• Do this:
Reproduce the whole listing, character for character.

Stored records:

=======

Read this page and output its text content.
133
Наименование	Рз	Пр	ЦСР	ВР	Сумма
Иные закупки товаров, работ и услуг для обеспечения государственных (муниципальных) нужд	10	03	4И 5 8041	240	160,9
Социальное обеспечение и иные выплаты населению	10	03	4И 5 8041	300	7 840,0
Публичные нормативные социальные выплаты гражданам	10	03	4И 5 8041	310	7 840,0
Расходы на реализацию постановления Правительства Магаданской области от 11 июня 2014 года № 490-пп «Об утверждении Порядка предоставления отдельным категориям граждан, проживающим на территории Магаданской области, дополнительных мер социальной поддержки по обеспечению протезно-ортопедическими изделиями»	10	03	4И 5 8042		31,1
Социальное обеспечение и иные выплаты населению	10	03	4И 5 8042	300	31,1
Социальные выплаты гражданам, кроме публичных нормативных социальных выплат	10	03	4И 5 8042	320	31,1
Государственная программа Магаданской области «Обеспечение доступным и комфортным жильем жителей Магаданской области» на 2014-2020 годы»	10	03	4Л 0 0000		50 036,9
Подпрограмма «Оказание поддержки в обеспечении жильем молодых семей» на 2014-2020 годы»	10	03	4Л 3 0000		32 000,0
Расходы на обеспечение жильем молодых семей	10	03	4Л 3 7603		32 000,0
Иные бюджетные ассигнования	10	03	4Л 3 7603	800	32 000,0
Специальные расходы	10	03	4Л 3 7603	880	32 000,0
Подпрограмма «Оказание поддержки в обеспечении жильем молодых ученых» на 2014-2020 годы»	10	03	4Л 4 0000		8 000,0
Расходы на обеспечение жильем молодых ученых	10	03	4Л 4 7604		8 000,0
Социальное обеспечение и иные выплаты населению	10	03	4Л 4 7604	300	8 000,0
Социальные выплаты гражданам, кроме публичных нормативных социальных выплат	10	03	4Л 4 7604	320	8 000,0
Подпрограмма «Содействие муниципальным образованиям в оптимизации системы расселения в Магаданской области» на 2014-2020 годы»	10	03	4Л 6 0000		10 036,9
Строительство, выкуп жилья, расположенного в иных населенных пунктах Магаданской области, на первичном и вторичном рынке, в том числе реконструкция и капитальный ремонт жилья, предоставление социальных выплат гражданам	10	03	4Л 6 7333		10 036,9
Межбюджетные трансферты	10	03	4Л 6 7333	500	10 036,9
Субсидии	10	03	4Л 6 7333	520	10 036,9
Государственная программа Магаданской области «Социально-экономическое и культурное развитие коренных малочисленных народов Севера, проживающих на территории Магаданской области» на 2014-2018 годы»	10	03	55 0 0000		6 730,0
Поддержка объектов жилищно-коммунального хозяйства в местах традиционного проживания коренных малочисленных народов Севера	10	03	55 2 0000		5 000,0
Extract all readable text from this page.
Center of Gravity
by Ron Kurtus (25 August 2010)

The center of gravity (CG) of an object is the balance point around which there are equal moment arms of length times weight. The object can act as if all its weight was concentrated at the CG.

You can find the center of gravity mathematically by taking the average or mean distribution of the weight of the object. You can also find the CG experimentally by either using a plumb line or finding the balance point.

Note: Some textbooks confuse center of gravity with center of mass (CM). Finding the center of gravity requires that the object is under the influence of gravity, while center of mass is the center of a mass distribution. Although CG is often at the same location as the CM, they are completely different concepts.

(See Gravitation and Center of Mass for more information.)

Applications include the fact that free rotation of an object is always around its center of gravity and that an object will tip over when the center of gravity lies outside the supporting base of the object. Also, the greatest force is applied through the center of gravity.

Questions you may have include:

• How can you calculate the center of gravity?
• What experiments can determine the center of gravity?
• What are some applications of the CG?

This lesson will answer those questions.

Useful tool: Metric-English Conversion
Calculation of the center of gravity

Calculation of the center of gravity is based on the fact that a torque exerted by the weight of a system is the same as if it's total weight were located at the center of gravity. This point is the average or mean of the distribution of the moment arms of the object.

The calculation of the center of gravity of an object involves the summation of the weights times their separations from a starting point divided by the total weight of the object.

=======

• Exercise response:
Read this page and output its text content.
133
Наименование	Рз	Пр	ЦСР	ВР	Сумма
Иные закупки товаров, работ и услуг для обеспечения государственных (муниципальных) нужд	10	03	4И 5 8041	240	160,9
Социальное обеспечение и иные выплаты населению	10	03	4И 5 8041	300	7 840,0
Публичные нормативные социальные выплаты гражданам	10	03	4И 5 8041	310	7 840,0
Расходы на реализацию постановления Правительства Магаданской области от 11 июня 2014 года № 490-пп «Об утверждении Порядка предоставления отдельным категориям граждан, проживающим на территории Магаданской области, дополнительных мер социальной поддержки по обеспечению протезно-ортопедическими изделиями»	10	03	4И 5 8042		31,1
Социальное обеспечение и иные выплаты населению	10	03	4И 5 8042	300	31,1
Социальные выплаты гражданам, кроме публичных нормативных социальных выплат	10	03	4И 5 8042	320	31,1
Государственная программа Магаданской области «Обеспечение доступным и комфортным жильем жителей Магаданской области» на 2014-2020 годы»	10	03	4Л 0 0000		50 036,9
Подпрограмма «Оказание поддержки в обеспечении жильем молодых семей» на 2014-2020 годы»	10	03	4Л 3 0000		32 000,0
Расходы на обеспечение жильем молодых семей	10	03	4Л 3 7603		32 000,0
Иные бюджетные ассигнования	10	03	4Л 3 7603	800	32 000,0
Специальные расходы	10	03	4Л 3 7603	880	32 000,0
Подпрограмма «Оказание поддержки в обеспечении жильем молодых ученых» на 2014-2020 годы»	10	03	4Л 4 0000		8 000,0
Расходы на обеспечение жильем молодых ученых	10	03	4Л 4 7604		8 000,0
Социальное обеспечение и иные выплаты населению	10	03	4Л 4 7604	300	8 000,0
Социальные выплаты гражданам, кроме публичных нормативных социальных выплат	10	03	4Л 4 7604	320	8 000,0
Подпрограмма «Содействие муниципальным образованиям в оптимизации системы расселения в Магаданской области» на 2014-2020 годы»	10	03	4Л 6 0000		10 036,9
Строительство, выкуп жилья, расположенного в иных населенных пунктах Магаданской области, на первичном и вторичном рынке, в том числе реконструкция и капитальный ремонт жилья, предоставление социальных выплат гражданам	10	03	4Л 6 7333		10 036,9
Межбюджетные трансферты	10	03	4Л 6 7333	500	10 036,9
Субсидии	10	03	4Л 6 7333	520	10 036,9
Государственная программа Магаданской области «Социально-экономическое и культурное развитие коренных малочисленных народов Севера, проживающих на территории Магаданской области» на 2014-2018 годы»	10	03	55 0 0000		6 730,0
Поддержка объектов жилищно-коммунального хозяйства в местах традиционного проживания коренных малочисленных народов Севера	10	03	55 2 0000		5 000,0
Extract all readable text from this page.
Center of Gravity
by Ron Kurtus (25 August 2010)

The center of gravity (CG) of an object is the balance point around which there are equal moment arms of length times weight. The object can act as if all its weight was concentrated at the CG.

You can find the center of gravity mathematically by taking the average or mean distribution of the weight of the object. You can also find the CG experimentally by either using a plumb line or finding the balance point.

Note: Some textbooks confuse center of gravity with center of mass (CM). Finding the center of gravity requires that the object is under the influence of gravity, while center of mass is the center of a mass distribution. Although CG is often at the same location as the CM, they are completely different concepts.

(See Gravitation and Center of Mass for more information.)

Applications include the fact that free rotation of an object is always around its center of gravity and that an object will tip over when the center of gravity lies outside the supporting base of the object. Also, the greatest force is applied through the center of gravity.

Questions you may have include:

• How can you calculate the center of gravity?
• What experiments can determine the center of gravity?
• What are some applications of the CG?

This lesson will answer those questions.

Useful tool: Metric-English Conversion
Calculation of the center of gravity

Calculation of the center of gravity is based on the fact that a torque exerted by the weight of a system is the same as if it's total weight were located at the center of gravity. This point is the average or mean of the distribution of the moment arms of the object.

The calculation of the center of gravity of an object involves the summation of the weights times their separations from a starting point divided by the total weight of the object.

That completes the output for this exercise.